## DESCRIPTION OF THE TASK
Copy every line of the records below verbatim, leaving out the pictures.

## Layout annotation data
------------------------------------------------------------------------

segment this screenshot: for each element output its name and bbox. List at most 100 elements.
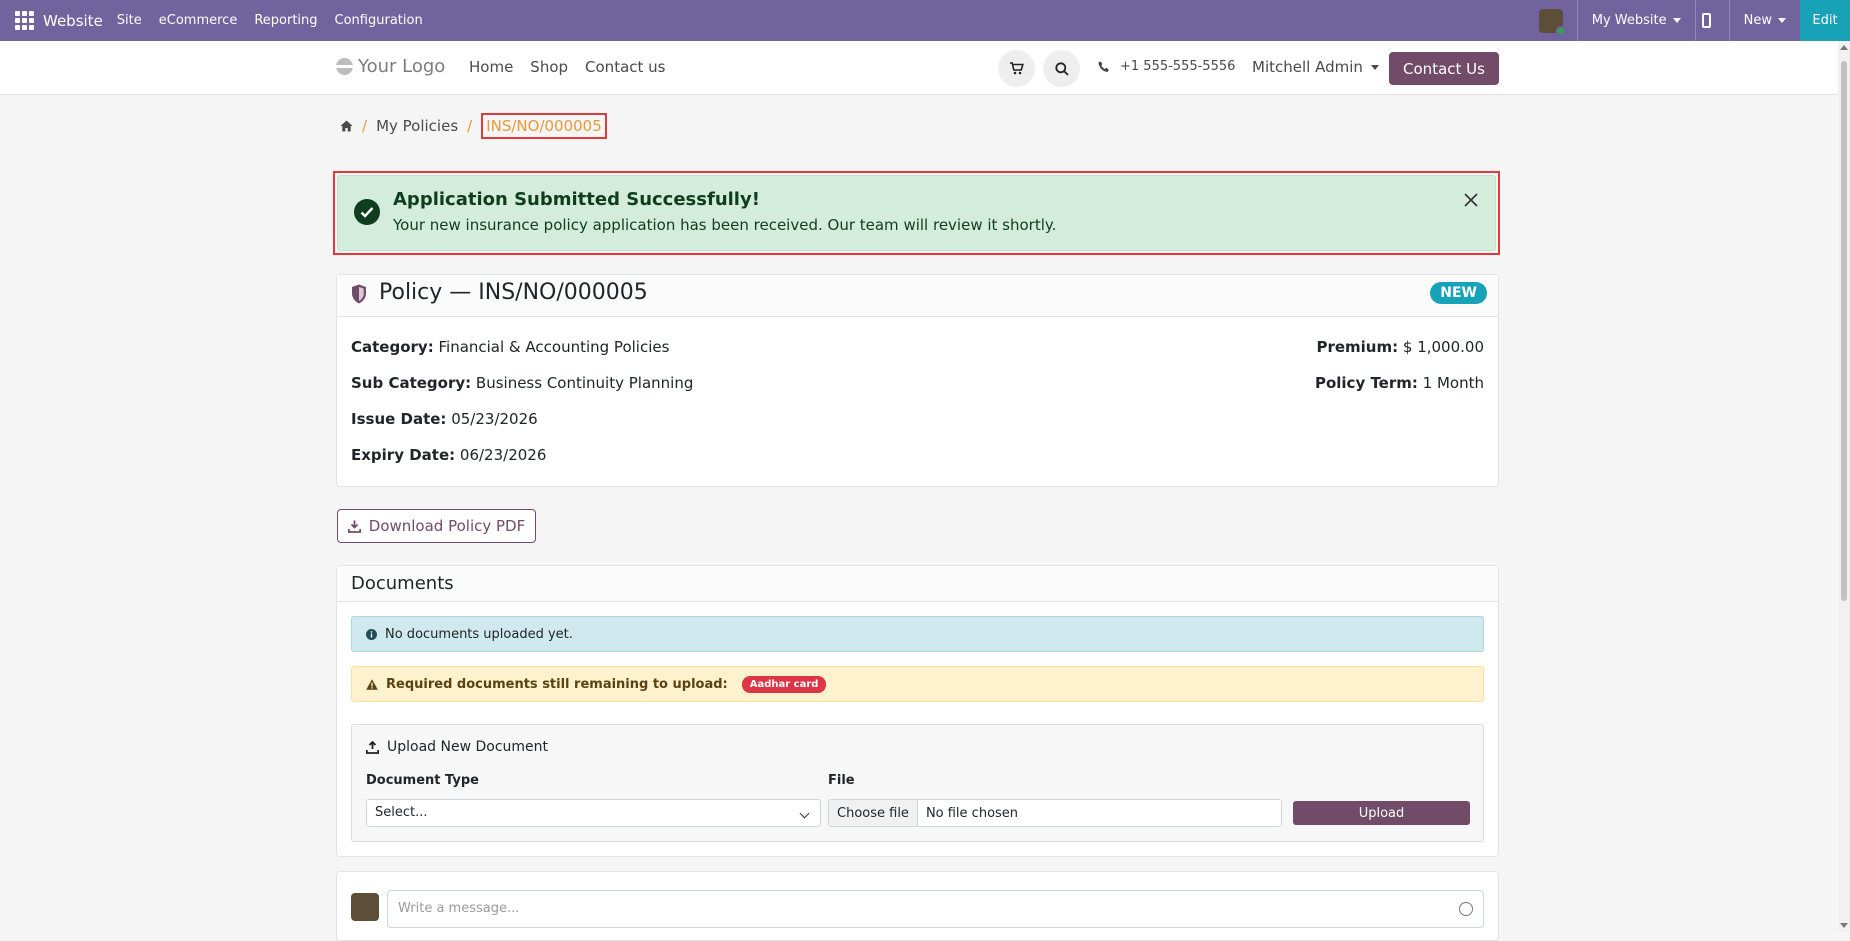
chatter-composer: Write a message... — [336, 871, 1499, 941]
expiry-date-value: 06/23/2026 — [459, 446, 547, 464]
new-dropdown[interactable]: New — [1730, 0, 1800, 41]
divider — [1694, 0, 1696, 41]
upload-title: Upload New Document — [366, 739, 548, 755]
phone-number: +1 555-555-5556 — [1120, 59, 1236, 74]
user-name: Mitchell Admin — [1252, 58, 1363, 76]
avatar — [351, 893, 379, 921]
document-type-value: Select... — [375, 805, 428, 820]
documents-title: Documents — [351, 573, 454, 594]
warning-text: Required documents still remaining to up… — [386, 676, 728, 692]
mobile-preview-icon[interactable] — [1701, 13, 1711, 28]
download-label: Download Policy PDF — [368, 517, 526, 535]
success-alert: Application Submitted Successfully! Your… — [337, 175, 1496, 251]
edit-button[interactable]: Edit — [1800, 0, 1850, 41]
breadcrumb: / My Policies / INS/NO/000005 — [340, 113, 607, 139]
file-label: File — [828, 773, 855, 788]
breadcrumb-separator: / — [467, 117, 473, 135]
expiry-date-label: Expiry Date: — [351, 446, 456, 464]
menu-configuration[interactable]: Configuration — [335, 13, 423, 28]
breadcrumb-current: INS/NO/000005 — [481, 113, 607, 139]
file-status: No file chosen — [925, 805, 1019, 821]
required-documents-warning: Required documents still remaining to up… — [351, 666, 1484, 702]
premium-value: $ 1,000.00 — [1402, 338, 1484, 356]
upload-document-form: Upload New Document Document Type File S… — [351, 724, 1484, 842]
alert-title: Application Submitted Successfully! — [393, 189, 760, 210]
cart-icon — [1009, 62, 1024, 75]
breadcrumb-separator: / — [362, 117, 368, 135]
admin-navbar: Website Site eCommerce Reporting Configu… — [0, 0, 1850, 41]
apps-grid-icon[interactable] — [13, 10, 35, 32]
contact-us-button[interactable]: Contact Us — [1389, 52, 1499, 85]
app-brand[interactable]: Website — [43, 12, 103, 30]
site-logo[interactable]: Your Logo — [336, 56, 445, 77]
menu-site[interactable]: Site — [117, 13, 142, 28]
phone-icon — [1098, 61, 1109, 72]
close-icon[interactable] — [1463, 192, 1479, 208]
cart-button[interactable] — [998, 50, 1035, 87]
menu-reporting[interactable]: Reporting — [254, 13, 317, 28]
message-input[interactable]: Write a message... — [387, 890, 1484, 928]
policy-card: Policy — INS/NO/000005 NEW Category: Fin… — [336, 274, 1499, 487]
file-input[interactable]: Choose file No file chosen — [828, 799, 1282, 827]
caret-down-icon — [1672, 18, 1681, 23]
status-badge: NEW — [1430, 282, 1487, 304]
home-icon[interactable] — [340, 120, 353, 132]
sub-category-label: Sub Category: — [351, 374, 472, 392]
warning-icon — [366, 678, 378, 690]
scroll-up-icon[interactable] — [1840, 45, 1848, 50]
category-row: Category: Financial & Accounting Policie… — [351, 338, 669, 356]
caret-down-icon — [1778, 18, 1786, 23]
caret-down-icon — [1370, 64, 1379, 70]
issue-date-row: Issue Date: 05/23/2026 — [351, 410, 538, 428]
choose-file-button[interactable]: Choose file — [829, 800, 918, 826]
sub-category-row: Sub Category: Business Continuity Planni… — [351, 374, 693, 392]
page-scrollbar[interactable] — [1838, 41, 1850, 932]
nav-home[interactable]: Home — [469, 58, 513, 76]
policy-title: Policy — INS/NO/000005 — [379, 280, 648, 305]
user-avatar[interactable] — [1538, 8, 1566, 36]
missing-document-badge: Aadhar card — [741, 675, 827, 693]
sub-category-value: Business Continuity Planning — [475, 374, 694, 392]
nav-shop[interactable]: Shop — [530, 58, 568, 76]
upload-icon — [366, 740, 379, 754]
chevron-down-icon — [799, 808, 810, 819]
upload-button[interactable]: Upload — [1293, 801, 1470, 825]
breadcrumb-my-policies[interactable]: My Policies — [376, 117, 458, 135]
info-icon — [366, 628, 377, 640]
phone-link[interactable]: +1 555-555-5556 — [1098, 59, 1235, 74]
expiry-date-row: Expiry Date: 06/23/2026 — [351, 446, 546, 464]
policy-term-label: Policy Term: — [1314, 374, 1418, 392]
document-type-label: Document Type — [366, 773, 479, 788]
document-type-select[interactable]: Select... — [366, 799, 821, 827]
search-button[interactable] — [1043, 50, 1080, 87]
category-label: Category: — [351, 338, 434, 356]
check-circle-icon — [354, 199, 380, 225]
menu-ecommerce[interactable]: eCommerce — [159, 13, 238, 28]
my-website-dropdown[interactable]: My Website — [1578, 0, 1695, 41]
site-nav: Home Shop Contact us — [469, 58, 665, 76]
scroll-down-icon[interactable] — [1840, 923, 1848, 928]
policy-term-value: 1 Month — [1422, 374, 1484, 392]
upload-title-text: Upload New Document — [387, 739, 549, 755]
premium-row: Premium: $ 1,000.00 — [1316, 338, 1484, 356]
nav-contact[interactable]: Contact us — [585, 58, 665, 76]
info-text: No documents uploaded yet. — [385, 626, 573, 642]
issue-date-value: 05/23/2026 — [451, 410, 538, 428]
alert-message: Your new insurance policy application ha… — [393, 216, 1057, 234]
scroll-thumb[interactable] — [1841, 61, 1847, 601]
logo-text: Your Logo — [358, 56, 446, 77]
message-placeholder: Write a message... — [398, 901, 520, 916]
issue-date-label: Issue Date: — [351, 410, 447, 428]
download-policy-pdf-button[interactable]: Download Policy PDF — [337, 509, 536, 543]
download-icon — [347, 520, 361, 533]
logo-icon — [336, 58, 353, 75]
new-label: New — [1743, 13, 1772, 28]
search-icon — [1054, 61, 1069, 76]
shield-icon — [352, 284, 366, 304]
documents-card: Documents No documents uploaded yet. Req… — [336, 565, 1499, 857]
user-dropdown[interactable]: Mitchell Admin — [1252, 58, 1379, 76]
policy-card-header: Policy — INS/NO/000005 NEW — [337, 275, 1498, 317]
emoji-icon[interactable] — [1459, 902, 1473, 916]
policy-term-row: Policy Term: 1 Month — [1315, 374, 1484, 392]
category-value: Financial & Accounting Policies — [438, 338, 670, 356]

------------------------------------------------------------------------

## EXERCISE RESPONSE
segment this screenshot: for each element output its name and bbox. List at most 100 elements.
chatter-composer: Write a message... — [336, 871, 1499, 941]
expiry-date-value: 06/23/2026 — [459, 446, 547, 464]
new-dropdown[interactable]: New — [1730, 0, 1800, 41]
divider — [1694, 0, 1696, 41]
upload-title: Upload New Document — [366, 739, 548, 755]
phone-number: +1 555-555-5556 — [1120, 59, 1236, 74]
user-name: Mitchell Admin — [1252, 58, 1363, 76]
avatar — [351, 893, 379, 921]
document-type-value: Select... — [375, 805, 428, 820]
documents-title: Documents — [351, 573, 454, 594]
warning-text: Required documents still remaining to up… — [386, 676, 728, 692]
mobile-preview-icon[interactable] — [1701, 13, 1711, 28]
download-label: Download Policy PDF — [368, 517, 526, 535]
success-alert: Application Submitted Successfully! Your… — [337, 175, 1496, 251]
edit-button[interactable]: Edit — [1800, 0, 1850, 41]
breadcrumb: / My Policies / INS/NO/000005 — [340, 113, 607, 139]
file-label: File — [828, 773, 855, 788]
breadcrumb-separator: / — [467, 117, 473, 135]
expiry-date-label: Expiry Date: — [351, 446, 456, 464]
menu-configuration[interactable]: Configuration — [335, 13, 423, 28]
breadcrumb-current: INS/NO/000005 — [481, 113, 607, 139]
file-status: No file chosen — [925, 805, 1019, 821]
required-documents-warning: Required documents still remaining to up… — [351, 666, 1484, 702]
premium-value: $ 1,000.00 — [1402, 338, 1484, 356]
upload-document-form: Upload New Document Document Type File S… — [351, 724, 1484, 842]
alert-title: Application Submitted Successfully! — [393, 189, 760, 210]
cart-icon — [1009, 62, 1024, 75]
breadcrumb-separator: / — [362, 117, 368, 135]
admin-navbar: Website Site eCommerce Reporting Configu… — [0, 0, 1850, 41]
apps-grid-icon[interactable] — [13, 10, 35, 32]
contact-us-button[interactable]: Contact Us — [1389, 52, 1499, 85]
app-brand[interactable]: Website — [43, 12, 103, 30]
site-logo[interactable]: Your Logo — [336, 56, 445, 77]
menu-site[interactable]: Site — [117, 13, 142, 28]
phone-icon — [1098, 61, 1109, 72]
close-icon[interactable] — [1463, 192, 1479, 208]
cart-button[interactable] — [998, 50, 1035, 87]
menu-reporting[interactable]: Reporting — [254, 13, 317, 28]
message-input[interactable]: Write a message... — [387, 890, 1484, 928]
policy-card: Policy — INS/NO/000005 NEW Category: Fin… — [336, 274, 1499, 487]
file-input[interactable]: Choose file No file chosen — [828, 799, 1282, 827]
caret-down-icon — [1672, 18, 1681, 23]
status-badge: NEW — [1430, 282, 1487, 304]
home-icon[interactable] — [340, 120, 353, 132]
sub-category-label: Sub Category: — [351, 374, 472, 392]
warning-icon — [366, 678, 378, 690]
scroll-up-icon[interactable] — [1840, 45, 1848, 50]
category-row: Category: Financial & Accounting Policie… — [351, 338, 669, 356]
caret-down-icon — [1778, 18, 1786, 23]
caret-down-icon — [1370, 64, 1379, 70]
issue-date-row: Issue Date: 05/23/2026 — [351, 410, 538, 428]
choose-file-button[interactable]: Choose file — [829, 800, 918, 826]
sub-category-row: Sub Category: Business Continuity Planni… — [351, 374, 693, 392]
page-scrollbar[interactable] — [1838, 41, 1850, 932]
nav-home[interactable]: Home — [469, 58, 513, 76]
policy-title: Policy — INS/NO/000005 — [379, 280, 648, 305]
user-avatar[interactable] — [1538, 8, 1566, 36]
missing-document-badge: Aadhar card — [741, 675, 827, 693]
sub-category-value: Business Continuity Planning — [475, 374, 694, 392]
nav-shop[interactable]: Shop — [530, 58, 568, 76]
upload-icon — [366, 740, 379, 754]
chevron-down-icon — [799, 808, 810, 819]
upload-button[interactable]: Upload — [1293, 801, 1470, 825]
breadcrumb-my-policies[interactable]: My Policies — [376, 117, 458, 135]
info-icon — [366, 628, 377, 640]
phone-link[interactable]: +1 555-555-5556 — [1098, 59, 1235, 74]
expiry-date-row: Expiry Date: 06/23/2026 — [351, 446, 546, 464]
policy-term-label: Policy Term: — [1314, 374, 1418, 392]
document-type-label: Document Type — [366, 773, 479, 788]
document-type-select[interactable]: Select... — [366, 799, 821, 827]
search-button[interactable] — [1043, 50, 1080, 87]
category-label: Category: — [351, 338, 434, 356]
check-circle-icon — [354, 199, 380, 225]
menu-ecommerce[interactable]: eCommerce — [159, 13, 238, 28]
my-website-dropdown[interactable]: My Website — [1578, 0, 1695, 41]
site-nav: Home Shop Contact us — [469, 58, 665, 76]
scroll-down-icon[interactable] — [1840, 923, 1848, 928]
policy-term-value: 1 Month — [1422, 374, 1484, 392]
upload-title-text: Upload New Document — [387, 739, 549, 755]
premium-row: Premium: $ 1,000.00 — [1316, 338, 1484, 356]
nav-contact[interactable]: Contact us — [585, 58, 665, 76]
info-text: No documents uploaded yet. — [385, 626, 573, 642]
issue-date-value: 05/23/2026 — [451, 410, 538, 428]
alert-message: Your new insurance policy application ha… — [393, 216, 1057, 234]
scroll-thumb[interactable] — [1841, 61, 1847, 601]
logo-text: Your Logo — [358, 56, 446, 77]
message-placeholder: Write a message... — [398, 901, 520, 916]
issue-date-label: Issue Date: — [351, 410, 447, 428]
download-policy-pdf-button[interactable]: Download Policy PDF — [337, 509, 536, 543]
download-icon — [347, 520, 361, 533]
logo-icon — [336, 58, 353, 75]
new-label: New — [1743, 13, 1772, 28]
search-icon — [1054, 61, 1069, 76]
shield-icon — [352, 284, 366, 304]
documents-card: Documents No documents uploaded yet. Req… — [336, 565, 1499, 857]
user-dropdown[interactable]: Mitchell Admin — [1252, 58, 1379, 76]
policy-card-header: Policy — INS/NO/000005 NEW — [337, 275, 1498, 317]
emoji-icon[interactable] — [1459, 902, 1473, 916]
policy-term-row: Policy Term: 1 Month — [1315, 374, 1484, 392]
category-value: Financial & Accounting Policies — [438, 338, 670, 356]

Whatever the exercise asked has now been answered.